- [EXCERPTED DATA]:
▬▬▬

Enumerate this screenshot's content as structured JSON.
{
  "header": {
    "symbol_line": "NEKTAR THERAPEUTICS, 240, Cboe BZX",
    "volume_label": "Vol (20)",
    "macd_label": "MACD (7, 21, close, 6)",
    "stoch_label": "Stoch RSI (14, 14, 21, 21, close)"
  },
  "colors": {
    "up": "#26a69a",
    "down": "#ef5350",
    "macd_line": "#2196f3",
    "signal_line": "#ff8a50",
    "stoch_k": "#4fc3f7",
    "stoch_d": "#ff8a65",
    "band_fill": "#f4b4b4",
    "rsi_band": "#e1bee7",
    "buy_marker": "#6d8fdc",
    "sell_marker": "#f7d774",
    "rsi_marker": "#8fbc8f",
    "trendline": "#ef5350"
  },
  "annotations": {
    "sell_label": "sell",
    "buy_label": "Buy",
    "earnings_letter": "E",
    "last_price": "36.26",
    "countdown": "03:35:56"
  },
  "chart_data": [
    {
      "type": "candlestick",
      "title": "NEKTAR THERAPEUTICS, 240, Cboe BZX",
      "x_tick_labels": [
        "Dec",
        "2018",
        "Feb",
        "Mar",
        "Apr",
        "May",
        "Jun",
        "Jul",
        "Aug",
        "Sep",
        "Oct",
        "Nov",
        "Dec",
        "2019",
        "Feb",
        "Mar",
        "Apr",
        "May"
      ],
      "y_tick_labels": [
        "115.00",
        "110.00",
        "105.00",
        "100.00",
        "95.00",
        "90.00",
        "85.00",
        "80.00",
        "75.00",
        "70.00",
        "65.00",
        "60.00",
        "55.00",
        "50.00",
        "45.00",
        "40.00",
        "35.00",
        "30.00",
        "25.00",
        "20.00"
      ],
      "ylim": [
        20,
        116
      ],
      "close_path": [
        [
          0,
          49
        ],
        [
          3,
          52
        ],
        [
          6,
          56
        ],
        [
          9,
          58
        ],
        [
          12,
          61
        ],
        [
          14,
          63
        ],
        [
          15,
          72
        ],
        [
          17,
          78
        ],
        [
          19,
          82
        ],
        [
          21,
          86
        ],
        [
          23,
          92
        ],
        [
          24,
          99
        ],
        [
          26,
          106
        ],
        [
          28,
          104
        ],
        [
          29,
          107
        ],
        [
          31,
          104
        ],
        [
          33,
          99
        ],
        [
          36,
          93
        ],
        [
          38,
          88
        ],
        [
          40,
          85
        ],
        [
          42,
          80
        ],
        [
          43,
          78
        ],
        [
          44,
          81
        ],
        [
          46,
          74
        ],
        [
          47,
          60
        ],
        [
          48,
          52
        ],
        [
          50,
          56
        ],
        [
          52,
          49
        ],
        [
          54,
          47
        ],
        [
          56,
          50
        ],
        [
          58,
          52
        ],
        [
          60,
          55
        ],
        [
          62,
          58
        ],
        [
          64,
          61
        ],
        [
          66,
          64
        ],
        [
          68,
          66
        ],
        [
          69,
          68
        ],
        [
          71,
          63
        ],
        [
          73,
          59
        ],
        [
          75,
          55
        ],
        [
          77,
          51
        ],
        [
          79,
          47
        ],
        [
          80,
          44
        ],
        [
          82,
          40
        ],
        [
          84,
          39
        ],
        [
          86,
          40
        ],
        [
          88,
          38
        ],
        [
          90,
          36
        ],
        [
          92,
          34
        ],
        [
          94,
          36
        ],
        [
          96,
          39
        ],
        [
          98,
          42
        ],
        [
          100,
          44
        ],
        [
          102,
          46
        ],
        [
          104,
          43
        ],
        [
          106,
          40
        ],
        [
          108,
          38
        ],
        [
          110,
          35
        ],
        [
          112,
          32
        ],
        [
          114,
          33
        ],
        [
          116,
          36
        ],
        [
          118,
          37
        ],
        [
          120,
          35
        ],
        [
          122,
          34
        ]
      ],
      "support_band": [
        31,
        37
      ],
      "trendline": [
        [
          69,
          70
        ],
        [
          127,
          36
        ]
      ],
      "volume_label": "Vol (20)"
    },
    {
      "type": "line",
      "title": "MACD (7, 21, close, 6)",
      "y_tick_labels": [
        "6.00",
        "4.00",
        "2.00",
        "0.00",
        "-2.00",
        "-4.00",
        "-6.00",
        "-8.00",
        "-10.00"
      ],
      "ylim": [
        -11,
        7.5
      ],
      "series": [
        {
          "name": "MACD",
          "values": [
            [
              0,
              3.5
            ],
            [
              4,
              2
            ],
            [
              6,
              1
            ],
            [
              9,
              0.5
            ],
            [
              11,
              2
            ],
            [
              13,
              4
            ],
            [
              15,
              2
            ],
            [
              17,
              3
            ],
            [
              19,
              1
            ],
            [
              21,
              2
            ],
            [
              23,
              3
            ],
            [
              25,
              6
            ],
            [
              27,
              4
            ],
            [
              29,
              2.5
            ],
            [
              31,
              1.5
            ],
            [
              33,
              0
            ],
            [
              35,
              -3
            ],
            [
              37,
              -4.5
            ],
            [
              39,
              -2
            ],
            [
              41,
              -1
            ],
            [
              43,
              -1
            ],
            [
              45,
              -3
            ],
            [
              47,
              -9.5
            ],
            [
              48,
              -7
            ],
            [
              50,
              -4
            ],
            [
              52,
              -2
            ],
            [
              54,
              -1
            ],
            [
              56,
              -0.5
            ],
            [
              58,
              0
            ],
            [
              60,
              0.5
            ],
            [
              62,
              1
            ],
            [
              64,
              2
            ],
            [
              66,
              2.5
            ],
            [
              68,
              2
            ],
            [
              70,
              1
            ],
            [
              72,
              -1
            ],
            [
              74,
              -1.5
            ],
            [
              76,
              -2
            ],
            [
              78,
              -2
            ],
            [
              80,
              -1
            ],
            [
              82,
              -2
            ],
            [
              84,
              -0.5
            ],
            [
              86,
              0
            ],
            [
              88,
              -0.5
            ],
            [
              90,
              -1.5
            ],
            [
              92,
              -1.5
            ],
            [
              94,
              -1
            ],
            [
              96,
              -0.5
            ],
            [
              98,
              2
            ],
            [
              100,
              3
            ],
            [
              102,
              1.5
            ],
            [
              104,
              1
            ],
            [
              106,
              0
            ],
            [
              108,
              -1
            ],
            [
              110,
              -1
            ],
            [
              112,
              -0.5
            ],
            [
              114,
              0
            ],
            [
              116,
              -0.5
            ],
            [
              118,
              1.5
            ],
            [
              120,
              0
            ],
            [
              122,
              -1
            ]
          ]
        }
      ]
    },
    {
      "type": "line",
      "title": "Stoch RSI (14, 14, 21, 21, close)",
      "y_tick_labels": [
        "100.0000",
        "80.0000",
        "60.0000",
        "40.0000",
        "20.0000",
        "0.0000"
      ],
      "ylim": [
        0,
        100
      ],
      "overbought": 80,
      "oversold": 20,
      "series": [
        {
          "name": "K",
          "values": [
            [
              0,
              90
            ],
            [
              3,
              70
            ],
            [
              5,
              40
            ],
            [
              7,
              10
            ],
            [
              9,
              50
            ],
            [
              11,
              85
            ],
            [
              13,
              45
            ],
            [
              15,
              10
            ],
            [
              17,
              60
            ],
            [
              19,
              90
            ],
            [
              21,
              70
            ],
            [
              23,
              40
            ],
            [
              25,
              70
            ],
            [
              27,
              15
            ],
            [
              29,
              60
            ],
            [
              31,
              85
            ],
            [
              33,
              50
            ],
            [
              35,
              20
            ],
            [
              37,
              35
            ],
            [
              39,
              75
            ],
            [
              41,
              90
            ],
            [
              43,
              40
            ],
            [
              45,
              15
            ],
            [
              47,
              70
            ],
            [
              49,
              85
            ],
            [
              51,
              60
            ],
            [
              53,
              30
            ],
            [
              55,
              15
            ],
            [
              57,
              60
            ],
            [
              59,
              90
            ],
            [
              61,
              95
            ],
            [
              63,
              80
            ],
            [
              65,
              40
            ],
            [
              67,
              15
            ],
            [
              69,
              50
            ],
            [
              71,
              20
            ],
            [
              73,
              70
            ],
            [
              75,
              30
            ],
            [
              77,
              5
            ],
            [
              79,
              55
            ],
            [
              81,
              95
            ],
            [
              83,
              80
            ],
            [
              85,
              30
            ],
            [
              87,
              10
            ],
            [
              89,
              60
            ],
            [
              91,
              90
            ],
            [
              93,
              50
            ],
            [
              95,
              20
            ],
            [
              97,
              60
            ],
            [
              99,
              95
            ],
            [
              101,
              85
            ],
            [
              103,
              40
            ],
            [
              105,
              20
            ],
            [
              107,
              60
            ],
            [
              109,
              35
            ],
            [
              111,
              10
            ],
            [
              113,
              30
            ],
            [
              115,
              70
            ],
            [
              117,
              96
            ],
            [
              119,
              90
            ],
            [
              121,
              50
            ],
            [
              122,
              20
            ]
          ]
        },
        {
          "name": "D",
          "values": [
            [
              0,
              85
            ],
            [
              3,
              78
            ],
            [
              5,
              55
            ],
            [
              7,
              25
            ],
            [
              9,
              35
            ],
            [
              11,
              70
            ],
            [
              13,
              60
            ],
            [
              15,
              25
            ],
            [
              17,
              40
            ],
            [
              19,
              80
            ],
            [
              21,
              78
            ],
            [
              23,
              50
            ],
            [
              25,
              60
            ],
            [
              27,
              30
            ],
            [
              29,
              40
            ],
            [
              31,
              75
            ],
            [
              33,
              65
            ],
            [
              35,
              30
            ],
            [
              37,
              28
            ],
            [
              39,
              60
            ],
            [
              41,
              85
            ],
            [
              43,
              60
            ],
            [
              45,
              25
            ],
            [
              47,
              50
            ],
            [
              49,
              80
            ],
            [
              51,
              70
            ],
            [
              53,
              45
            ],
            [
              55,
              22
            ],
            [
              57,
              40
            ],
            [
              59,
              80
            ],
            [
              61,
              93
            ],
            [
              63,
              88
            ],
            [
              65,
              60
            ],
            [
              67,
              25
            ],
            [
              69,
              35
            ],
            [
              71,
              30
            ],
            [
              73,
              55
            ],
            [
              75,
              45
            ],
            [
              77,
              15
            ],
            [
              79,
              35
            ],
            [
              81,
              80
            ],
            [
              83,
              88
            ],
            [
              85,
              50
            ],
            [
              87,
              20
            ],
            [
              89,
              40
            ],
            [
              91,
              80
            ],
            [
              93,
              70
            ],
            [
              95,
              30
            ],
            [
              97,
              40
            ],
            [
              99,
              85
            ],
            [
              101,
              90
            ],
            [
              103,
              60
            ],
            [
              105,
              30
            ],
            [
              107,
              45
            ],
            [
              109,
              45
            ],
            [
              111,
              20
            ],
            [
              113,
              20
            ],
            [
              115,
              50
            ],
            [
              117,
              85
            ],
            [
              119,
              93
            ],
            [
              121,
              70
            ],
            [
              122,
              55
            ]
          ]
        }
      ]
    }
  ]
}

▬▬▬

- [TASK DESCRIPTION]: Select the lines that carry the string "Cboe" and copy them.

- [RESULT FOR THIS EXERCISE]:
    "symbol_line": "NEKTAR THERAPEUTICS, 240, Cboe BZX",
      "title": "NEKTAR THERAPEUTICS, 240, Cboe BZX",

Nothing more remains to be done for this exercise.